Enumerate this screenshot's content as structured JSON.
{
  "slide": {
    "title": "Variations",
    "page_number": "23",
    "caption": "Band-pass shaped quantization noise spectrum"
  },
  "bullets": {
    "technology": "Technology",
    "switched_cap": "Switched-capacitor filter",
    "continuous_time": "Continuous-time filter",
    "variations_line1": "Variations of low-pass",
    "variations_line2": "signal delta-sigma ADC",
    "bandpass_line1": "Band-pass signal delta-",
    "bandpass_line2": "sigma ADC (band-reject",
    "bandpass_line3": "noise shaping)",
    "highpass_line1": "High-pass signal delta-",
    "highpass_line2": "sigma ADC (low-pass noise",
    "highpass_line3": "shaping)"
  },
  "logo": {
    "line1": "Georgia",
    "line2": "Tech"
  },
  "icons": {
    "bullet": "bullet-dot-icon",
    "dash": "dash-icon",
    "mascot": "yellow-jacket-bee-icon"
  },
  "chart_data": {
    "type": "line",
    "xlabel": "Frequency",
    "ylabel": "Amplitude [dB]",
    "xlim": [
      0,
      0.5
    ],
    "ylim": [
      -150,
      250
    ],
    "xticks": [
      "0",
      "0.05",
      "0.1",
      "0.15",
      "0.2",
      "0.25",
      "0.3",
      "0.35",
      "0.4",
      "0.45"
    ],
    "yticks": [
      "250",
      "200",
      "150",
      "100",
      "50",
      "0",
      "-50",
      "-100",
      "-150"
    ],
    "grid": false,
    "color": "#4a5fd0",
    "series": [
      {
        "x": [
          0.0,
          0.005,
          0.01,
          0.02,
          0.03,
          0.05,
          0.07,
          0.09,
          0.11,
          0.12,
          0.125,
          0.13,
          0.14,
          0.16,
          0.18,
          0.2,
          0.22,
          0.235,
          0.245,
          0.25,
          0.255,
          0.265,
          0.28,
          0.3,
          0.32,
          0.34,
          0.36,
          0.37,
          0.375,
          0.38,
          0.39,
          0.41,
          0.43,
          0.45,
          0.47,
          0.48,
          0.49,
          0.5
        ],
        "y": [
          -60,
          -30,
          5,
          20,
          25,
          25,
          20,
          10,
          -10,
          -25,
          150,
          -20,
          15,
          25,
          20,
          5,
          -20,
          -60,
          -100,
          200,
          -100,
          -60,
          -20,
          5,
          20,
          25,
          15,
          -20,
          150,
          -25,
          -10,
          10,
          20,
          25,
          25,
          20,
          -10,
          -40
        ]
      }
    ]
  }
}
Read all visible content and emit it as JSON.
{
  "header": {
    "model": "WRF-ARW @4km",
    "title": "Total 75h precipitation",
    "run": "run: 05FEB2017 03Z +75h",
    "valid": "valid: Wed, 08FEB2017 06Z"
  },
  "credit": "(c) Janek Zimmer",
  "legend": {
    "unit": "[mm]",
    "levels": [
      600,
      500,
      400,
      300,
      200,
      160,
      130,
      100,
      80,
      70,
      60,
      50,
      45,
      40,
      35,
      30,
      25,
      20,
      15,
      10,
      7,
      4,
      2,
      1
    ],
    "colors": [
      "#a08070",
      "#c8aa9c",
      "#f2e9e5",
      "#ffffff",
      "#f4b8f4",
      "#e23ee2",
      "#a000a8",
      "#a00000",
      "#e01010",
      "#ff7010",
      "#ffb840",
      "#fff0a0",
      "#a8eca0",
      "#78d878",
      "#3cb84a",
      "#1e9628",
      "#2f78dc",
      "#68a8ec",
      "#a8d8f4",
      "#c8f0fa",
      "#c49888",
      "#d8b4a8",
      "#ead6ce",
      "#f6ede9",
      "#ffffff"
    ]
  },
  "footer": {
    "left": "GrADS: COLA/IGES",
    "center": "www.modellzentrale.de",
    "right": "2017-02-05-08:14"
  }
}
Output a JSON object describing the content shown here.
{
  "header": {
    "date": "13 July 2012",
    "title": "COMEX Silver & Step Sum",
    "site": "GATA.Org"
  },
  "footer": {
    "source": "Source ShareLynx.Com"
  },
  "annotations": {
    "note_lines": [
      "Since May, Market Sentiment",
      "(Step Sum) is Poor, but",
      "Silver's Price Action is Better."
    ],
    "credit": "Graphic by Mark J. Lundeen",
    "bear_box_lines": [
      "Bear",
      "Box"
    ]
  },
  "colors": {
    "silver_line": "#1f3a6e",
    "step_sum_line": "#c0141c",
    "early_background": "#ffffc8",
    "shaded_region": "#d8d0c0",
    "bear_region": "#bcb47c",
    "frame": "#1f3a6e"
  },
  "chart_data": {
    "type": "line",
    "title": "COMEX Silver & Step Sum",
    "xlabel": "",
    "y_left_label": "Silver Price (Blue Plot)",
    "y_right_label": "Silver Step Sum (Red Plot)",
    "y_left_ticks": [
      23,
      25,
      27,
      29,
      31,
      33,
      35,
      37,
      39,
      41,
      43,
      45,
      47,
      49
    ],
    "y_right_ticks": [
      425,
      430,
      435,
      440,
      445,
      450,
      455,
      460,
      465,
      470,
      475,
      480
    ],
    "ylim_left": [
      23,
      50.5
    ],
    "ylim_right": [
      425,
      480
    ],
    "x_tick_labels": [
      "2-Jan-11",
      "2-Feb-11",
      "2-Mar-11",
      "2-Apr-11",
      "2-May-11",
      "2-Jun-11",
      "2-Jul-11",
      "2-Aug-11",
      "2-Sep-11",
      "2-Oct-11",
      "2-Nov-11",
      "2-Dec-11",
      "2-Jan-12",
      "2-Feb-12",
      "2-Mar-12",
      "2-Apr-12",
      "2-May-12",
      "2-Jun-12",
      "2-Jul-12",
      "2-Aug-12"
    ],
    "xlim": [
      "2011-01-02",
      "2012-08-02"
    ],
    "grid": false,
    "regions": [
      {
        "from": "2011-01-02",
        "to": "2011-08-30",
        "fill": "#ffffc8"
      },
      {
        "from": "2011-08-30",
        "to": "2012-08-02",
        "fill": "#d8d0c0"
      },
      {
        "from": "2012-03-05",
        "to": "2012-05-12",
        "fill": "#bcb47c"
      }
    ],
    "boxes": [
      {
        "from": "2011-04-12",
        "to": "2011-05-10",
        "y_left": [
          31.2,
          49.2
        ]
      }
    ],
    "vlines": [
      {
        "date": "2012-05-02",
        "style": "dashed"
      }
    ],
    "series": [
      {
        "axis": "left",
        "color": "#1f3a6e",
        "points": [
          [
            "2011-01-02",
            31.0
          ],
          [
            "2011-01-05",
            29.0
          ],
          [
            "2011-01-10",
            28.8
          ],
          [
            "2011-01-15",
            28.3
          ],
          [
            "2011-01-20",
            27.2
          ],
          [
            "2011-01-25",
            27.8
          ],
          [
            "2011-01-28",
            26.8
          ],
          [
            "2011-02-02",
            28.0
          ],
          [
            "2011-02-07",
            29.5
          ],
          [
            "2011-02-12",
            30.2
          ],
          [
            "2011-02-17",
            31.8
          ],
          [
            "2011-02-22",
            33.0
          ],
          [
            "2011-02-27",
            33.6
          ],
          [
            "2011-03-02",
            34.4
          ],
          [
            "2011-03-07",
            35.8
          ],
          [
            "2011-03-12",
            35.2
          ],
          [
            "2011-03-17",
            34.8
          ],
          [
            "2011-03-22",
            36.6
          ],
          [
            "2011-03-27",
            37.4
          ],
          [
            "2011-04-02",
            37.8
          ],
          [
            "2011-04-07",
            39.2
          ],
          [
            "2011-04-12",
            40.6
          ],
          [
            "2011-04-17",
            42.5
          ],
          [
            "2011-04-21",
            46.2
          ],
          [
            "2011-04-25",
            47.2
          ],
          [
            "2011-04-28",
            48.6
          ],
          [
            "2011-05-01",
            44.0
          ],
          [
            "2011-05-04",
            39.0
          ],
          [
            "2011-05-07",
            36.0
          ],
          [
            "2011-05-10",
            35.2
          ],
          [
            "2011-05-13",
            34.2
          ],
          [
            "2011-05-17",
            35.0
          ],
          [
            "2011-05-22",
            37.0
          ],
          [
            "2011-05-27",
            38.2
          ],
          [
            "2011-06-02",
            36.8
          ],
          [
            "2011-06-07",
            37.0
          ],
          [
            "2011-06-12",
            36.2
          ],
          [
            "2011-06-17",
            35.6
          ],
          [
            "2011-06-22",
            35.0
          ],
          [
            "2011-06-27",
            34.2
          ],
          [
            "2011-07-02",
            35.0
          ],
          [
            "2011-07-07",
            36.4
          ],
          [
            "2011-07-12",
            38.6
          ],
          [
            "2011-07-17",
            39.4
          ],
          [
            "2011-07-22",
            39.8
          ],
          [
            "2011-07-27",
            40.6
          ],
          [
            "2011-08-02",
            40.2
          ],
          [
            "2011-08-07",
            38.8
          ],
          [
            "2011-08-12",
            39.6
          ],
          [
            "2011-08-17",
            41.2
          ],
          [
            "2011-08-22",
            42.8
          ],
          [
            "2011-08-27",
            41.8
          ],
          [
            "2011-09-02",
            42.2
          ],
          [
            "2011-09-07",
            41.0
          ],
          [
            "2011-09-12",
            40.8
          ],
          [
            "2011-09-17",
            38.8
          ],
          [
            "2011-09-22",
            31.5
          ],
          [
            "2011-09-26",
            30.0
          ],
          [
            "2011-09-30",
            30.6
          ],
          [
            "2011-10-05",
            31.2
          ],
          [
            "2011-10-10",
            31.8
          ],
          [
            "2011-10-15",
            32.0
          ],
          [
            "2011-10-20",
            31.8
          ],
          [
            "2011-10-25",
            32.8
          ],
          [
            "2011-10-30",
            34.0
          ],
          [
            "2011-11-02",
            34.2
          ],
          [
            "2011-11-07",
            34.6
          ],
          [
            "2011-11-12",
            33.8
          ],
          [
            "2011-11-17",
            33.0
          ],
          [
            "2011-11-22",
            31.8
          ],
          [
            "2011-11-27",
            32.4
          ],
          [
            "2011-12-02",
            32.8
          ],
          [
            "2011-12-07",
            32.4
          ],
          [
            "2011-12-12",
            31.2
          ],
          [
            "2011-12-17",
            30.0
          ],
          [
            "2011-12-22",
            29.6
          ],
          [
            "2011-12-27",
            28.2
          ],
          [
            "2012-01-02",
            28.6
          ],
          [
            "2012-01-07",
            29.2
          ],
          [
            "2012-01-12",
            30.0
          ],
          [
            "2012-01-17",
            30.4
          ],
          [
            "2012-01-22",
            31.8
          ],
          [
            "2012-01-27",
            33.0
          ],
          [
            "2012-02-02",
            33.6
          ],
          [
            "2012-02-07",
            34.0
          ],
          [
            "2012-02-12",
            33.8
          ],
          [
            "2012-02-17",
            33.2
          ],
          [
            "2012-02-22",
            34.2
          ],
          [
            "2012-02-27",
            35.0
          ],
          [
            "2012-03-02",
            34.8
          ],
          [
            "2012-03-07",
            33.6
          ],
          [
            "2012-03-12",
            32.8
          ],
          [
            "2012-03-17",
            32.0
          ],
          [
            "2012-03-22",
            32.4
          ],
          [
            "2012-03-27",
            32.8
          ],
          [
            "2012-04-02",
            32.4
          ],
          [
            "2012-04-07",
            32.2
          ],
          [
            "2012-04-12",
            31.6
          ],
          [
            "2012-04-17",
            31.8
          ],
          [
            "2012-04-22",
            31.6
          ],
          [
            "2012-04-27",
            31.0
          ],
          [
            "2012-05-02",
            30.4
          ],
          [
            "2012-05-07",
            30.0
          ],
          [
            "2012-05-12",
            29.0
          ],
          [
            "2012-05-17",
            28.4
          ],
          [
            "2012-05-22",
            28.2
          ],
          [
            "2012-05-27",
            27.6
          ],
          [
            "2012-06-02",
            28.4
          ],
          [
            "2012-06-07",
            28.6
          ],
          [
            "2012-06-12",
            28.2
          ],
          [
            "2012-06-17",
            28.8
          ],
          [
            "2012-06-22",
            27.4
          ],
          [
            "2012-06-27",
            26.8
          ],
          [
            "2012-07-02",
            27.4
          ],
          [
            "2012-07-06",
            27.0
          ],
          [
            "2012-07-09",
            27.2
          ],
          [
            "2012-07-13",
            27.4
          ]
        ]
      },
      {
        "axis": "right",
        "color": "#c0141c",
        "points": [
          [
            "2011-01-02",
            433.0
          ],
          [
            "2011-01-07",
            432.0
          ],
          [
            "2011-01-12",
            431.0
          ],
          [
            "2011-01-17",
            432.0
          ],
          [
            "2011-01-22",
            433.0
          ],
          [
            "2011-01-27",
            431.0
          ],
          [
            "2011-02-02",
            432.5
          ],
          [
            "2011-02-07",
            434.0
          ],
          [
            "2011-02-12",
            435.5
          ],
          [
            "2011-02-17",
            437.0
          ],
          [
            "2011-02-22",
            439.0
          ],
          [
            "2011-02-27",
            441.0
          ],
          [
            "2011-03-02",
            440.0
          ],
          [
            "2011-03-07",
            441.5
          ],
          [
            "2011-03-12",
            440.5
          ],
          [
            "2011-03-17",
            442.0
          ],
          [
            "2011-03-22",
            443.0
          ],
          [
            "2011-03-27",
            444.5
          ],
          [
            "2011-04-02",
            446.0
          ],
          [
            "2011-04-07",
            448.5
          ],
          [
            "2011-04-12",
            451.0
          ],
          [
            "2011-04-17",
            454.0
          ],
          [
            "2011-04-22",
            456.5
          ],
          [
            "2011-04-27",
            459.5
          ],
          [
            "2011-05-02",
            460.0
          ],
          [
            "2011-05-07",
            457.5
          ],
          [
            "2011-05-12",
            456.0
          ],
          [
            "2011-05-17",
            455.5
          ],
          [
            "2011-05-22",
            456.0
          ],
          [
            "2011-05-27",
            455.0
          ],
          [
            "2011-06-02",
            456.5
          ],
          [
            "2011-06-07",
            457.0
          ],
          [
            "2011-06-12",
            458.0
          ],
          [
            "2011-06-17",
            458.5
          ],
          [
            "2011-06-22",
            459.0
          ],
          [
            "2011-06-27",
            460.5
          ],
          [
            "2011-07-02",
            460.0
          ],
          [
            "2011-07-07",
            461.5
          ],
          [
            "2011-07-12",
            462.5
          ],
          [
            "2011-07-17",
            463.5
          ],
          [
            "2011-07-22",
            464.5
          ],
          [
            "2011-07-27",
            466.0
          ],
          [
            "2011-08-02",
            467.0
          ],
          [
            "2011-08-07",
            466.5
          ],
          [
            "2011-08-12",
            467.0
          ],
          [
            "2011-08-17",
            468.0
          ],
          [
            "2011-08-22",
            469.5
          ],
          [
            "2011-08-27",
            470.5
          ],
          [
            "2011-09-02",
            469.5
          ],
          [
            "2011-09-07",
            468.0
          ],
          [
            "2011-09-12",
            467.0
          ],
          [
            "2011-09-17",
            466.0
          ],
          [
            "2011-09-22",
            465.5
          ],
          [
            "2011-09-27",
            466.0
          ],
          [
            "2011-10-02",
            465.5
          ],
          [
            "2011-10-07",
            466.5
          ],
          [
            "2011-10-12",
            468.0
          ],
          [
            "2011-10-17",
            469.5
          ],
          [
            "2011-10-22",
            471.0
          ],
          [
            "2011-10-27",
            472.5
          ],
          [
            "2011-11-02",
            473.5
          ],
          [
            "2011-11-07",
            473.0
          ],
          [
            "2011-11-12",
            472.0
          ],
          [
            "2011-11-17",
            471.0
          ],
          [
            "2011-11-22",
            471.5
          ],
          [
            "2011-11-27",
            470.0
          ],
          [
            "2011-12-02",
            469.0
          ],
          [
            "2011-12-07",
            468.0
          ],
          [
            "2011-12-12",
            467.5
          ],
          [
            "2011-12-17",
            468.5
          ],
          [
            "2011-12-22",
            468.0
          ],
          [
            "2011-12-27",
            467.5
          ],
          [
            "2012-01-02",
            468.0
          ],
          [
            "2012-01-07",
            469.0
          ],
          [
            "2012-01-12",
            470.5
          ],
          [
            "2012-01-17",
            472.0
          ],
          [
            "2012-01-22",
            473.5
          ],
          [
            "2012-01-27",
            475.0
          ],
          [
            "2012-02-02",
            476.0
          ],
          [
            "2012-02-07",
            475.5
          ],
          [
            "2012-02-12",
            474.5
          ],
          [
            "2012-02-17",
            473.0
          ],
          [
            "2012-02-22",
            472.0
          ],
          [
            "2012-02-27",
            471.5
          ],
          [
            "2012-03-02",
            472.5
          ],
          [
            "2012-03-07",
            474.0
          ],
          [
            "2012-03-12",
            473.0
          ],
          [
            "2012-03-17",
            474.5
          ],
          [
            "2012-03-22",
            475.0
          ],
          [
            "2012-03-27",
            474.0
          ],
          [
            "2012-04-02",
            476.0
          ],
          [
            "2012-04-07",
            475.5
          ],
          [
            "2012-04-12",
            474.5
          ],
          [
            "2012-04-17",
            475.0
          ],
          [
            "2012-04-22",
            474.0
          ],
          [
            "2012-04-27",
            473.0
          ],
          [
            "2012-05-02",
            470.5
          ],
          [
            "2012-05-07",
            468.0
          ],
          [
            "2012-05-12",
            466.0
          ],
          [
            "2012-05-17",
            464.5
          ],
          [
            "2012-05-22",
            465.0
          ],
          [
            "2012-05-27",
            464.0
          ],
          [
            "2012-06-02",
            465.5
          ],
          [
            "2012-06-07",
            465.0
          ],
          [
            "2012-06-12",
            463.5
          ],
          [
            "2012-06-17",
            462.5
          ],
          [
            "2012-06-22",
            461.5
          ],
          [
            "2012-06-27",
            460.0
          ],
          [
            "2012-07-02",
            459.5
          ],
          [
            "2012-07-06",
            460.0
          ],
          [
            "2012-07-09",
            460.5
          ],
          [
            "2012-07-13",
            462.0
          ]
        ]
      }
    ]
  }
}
┄┄┄┄┄┄┄┄┄┄┄┄┄┄┄┄┄┄┄┄
• What is being asked
How many of the lines above include the string "Plot"? Reply with the number by itself.

• Task result
2